Exercise inputs
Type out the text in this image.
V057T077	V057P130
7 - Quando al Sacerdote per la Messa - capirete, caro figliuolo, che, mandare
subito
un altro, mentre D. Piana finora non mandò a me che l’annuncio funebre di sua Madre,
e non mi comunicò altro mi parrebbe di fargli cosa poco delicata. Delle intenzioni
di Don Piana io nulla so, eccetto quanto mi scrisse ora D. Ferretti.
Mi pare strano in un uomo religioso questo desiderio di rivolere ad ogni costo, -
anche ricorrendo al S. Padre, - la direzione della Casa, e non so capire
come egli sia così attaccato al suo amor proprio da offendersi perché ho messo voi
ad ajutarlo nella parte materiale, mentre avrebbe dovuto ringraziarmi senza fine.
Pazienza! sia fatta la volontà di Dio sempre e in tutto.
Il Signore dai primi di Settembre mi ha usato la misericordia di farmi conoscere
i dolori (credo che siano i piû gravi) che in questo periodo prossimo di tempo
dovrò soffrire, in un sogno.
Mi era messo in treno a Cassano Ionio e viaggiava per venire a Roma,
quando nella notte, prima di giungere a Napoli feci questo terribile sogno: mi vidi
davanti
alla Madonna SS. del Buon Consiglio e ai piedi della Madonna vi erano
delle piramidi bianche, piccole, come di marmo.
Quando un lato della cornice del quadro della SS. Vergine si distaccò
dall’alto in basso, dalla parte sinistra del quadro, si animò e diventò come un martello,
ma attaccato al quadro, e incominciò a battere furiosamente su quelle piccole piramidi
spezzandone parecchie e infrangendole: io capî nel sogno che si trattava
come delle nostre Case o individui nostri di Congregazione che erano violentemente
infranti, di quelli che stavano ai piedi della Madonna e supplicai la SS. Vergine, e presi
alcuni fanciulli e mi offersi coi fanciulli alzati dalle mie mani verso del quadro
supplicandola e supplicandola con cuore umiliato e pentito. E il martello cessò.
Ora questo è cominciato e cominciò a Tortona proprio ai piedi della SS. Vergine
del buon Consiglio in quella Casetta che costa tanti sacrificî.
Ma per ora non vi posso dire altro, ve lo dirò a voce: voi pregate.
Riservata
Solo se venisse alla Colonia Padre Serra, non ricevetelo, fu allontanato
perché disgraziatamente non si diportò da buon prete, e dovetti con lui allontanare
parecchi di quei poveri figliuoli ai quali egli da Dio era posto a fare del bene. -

Aim of the exercise
Among the entries above, how many lines hold the string "martello"? Give the number by itself.

Result of this exercise
2